Saved entries:
※

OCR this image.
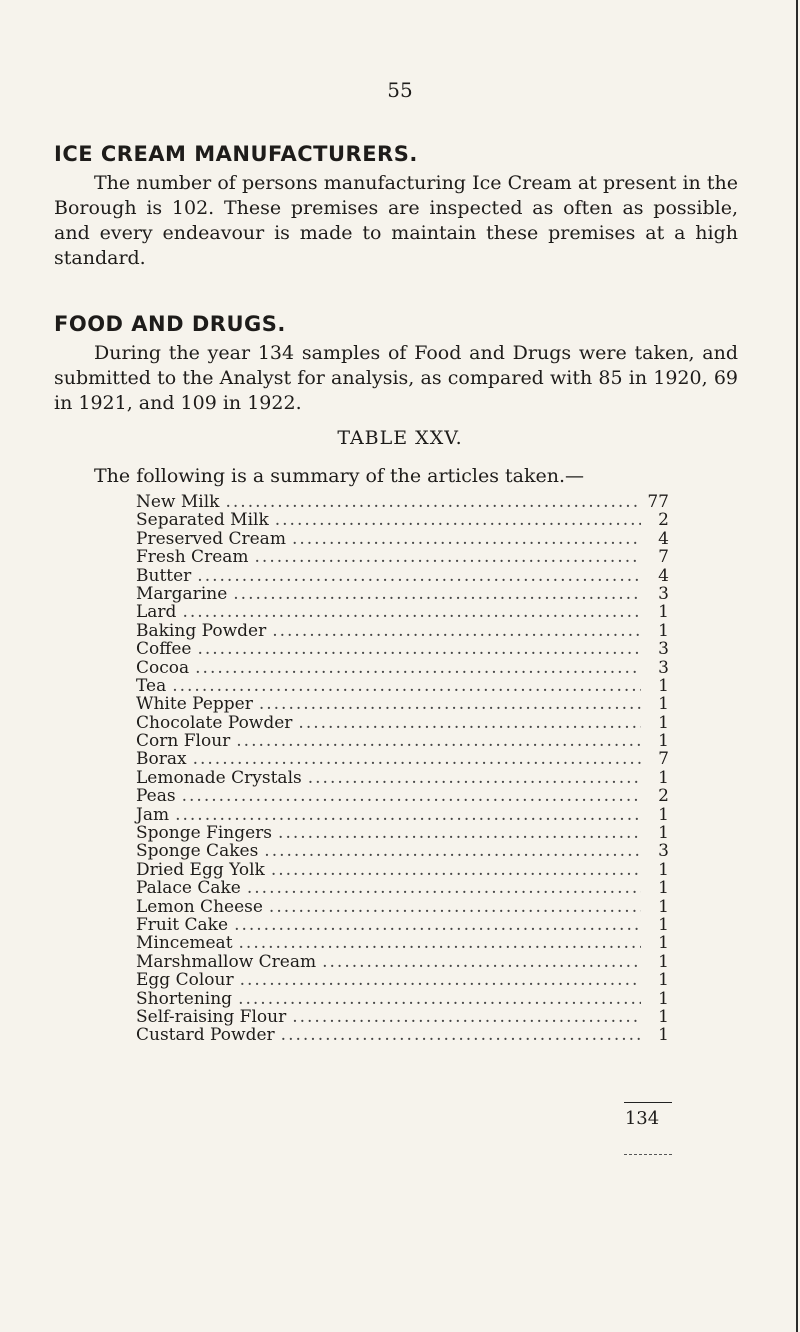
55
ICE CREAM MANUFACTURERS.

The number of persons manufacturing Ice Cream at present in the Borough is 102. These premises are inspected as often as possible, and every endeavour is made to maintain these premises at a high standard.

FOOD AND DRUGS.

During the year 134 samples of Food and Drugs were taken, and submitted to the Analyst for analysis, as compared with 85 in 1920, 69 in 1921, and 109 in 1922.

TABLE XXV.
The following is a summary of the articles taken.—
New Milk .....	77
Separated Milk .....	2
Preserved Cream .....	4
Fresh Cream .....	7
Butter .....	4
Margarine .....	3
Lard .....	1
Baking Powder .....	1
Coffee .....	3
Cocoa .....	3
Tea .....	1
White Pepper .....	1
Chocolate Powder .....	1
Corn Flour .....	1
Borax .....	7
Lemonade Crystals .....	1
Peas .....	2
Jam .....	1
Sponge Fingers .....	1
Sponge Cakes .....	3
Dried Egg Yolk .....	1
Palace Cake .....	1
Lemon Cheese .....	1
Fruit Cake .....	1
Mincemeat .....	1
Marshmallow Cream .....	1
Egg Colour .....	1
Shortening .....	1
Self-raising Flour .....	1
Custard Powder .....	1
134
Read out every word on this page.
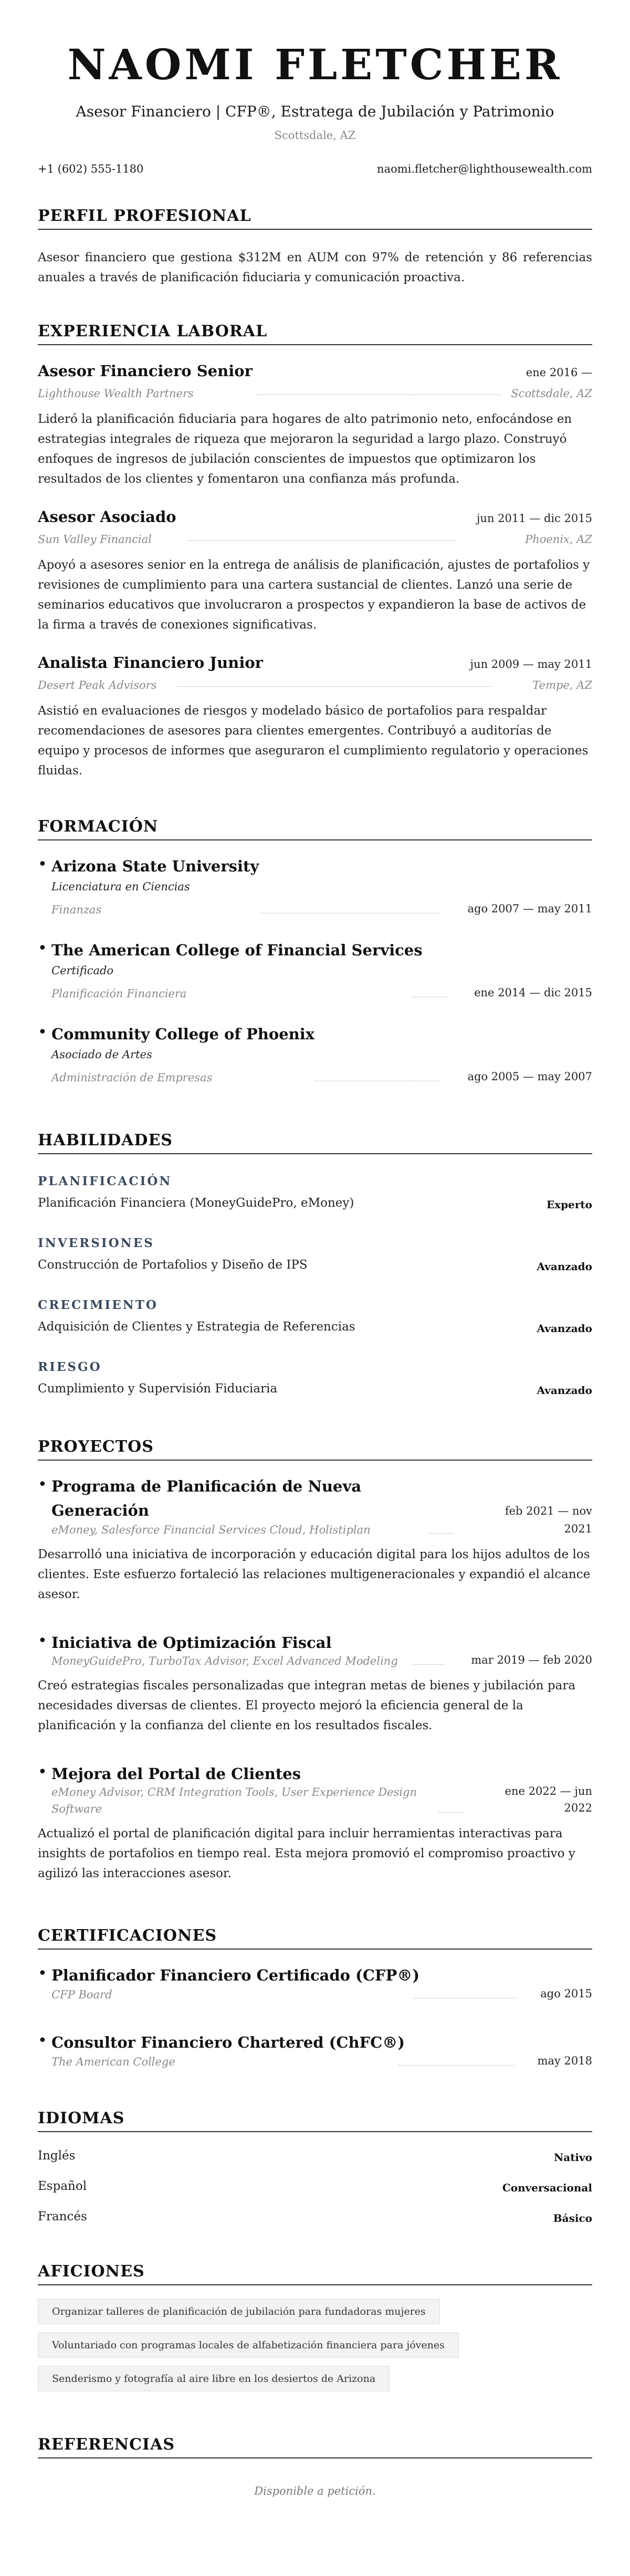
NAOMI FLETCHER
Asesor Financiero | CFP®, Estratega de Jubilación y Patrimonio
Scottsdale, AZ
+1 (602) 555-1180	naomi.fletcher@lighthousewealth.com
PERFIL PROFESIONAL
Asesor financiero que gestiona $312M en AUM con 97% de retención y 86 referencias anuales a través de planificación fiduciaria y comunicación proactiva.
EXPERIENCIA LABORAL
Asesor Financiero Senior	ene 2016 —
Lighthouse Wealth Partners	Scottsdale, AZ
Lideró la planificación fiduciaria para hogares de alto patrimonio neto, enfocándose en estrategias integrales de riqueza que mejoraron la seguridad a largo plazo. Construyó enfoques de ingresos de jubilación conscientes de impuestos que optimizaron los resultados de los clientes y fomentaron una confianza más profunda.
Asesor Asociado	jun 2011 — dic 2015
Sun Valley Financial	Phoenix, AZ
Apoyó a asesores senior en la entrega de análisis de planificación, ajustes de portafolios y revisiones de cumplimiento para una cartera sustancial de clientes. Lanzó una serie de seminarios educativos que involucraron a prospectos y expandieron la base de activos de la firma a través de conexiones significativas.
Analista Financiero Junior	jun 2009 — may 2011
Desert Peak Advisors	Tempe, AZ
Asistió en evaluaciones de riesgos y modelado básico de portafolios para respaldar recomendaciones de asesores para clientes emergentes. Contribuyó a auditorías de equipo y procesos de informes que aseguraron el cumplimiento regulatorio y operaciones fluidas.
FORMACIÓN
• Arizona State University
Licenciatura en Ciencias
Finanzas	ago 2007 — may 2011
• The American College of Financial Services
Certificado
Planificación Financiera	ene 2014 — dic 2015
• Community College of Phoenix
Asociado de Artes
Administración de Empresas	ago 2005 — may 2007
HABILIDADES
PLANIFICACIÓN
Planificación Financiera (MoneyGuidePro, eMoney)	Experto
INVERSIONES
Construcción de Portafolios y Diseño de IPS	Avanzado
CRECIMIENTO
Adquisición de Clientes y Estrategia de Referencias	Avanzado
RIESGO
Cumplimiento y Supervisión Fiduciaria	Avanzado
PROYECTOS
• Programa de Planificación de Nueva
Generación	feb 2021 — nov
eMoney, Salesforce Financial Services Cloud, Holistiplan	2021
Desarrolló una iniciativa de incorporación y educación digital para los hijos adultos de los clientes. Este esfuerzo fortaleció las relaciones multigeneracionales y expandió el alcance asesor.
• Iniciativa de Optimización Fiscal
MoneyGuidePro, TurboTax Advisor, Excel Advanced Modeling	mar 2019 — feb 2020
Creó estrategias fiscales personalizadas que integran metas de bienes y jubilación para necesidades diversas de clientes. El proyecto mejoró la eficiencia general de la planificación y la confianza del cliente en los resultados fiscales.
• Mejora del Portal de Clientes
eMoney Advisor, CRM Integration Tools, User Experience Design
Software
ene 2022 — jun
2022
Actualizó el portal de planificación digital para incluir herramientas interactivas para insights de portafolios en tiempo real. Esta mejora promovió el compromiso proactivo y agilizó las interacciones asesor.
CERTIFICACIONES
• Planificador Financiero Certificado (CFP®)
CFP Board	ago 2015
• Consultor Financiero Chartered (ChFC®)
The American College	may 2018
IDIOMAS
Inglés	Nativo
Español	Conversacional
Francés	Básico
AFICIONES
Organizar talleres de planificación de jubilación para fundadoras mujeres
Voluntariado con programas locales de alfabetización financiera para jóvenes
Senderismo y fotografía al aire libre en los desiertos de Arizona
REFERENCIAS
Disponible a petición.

※

Goal>
Without the pictures, transcribe the listing above exactly.

Solution>
OCR this image.
55
ICE CREAM MANUFACTURERS.

The number of persons manufacturing Ice Cream at present in the Borough is 102. These premises are inspected as often as possible, and every endeavour is made to maintain these premises at a high standard.

FOOD AND DRUGS.

During the year 134 samples of Food and Drugs were taken, and submitted to the Analyst for analysis, as compared with 85 in 1920, 69 in 1921, and 109 in 1922.

TABLE XXV.
The following is a summary of the articles taken.—
New Milk .....	77
Separated Milk .....	2
Preserved Cream .....	4
Fresh Cream .....	7
Butter .....	4
Margarine .....	3
Lard .....	1
Baking Powder .....	1
Coffee .....	3
Cocoa .....	3
Tea .....	1
White Pepper .....	1
Chocolate Powder .....	1
Corn Flour .....	1
Borax .....	7
Lemonade Crystals .....	1
Peas .....	2
Jam .....	1
Sponge Fingers .....	1
Sponge Cakes .....	3
Dried Egg Yolk .....	1
Palace Cake .....	1
Lemon Cheese .....	1
Fruit Cake .....	1
Mincemeat .....	1
Marshmallow Cream .....	1
Egg Colour .....	1
Shortening .....	1
Self-raising Flour .....	1
Custard Powder .....	1
134
Read out every word on this page.
NAOMI FLETCHER
Asesor Financiero | CFP®, Estratega de Jubilación y Patrimonio
Scottsdale, AZ
+1 (602) 555-1180	naomi.fletcher@lighthousewealth.com
PERFIL PROFESIONAL
Asesor financiero que gestiona $312M en AUM con 97% de retención y 86 referencias anuales a través de planificación fiduciaria y comunicación proactiva.
EXPERIENCIA LABORAL
Asesor Financiero Senior	ene 2016 —
Lighthouse Wealth Partners	Scottsdale, AZ
Lideró la planificación fiduciaria para hogares de alto patrimonio neto, enfocándose en estrategias integrales de riqueza que mejoraron la seguridad a largo plazo. Construyó enfoques de ingresos de jubilación conscientes de impuestos que optimizaron los resultados de los clientes y fomentaron una confianza más profunda.
Asesor Asociado	jun 2011 — dic 2015
Sun Valley Financial	Phoenix, AZ
Apoyó a asesores senior en la entrega de análisis de planificación, ajustes de portafolios y revisiones de cumplimiento para una cartera sustancial de clientes. Lanzó una serie de seminarios educativos que involucraron a prospectos y expandieron la base de activos de la firma a través de conexiones significativas.
Analista Financiero Junior	jun 2009 — may 2011
Desert Peak Advisors	Tempe, AZ
Asistió en evaluaciones de riesgos y modelado básico de portafolios para respaldar recomendaciones de asesores para clientes emergentes. Contribuyó a auditorías de equipo y procesos de informes que aseguraron el cumplimiento regulatorio y operaciones fluidas.
FORMACIÓN
• Arizona State University
Licenciatura en Ciencias
Finanzas	ago 2007 — may 2011
• The American College of Financial Services
Certificado
Planificación Financiera	ene 2014 — dic 2015
• Community College of Phoenix
Asociado de Artes
Administración de Empresas	ago 2005 — may 2007
HABILIDADES
PLANIFICACIÓN
Planificación Financiera (MoneyGuidePro, eMoney)	Experto
INVERSIONES
Construcción de Portafolios y Diseño de IPS	Avanzado
CRECIMIENTO
Adquisición de Clientes y Estrategia de Referencias	Avanzado
RIESGO
Cumplimiento y Supervisión Fiduciaria	Avanzado
PROYECTOS
• Programa de Planificación de Nueva
Generación	feb 2021 — nov
eMoney, Salesforce Financial Services Cloud, Holistiplan	2021
Desarrolló una iniciativa de incorporación y educación digital para los hijos adultos de los clientes. Este esfuerzo fortaleció las relaciones multigeneracionales y expandió el alcance asesor.
• Iniciativa de Optimización Fiscal
MoneyGuidePro, TurboTax Advisor, Excel Advanced Modeling	mar 2019 — feb 2020
Creó estrategias fiscales personalizadas que integran metas de bienes y jubilación para necesidades diversas de clientes. El proyecto mejoró la eficiencia general de la planificación y la confianza del cliente en los resultados fiscales.
• Mejora del Portal de Clientes
eMoney Advisor, CRM Integration Tools, User Experience Design
Software
ene 2022 — jun
2022
Actualizó el portal de planificación digital para incluir herramientas interactivas para insights de portafolios en tiempo real. Esta mejora promovió el compromiso proactivo y agilizó las interacciones asesor.
CERTIFICACIONES
• Planificador Financiero Certificado (CFP®)
CFP Board	ago 2015
• Consultor Financiero Chartered (ChFC®)
The American College	may 2018
IDIOMAS
Inglés	Nativo
Español	Conversacional
Francés	Básico
AFICIONES
Organizar talleres de planificación de jubilación para fundadoras mujeres
Voluntariado con programas locales de alfabetización financiera para jóvenes
Senderismo y fotografía al aire libre en los desiertos de Arizona
REFERENCIAS
Disponible a petición.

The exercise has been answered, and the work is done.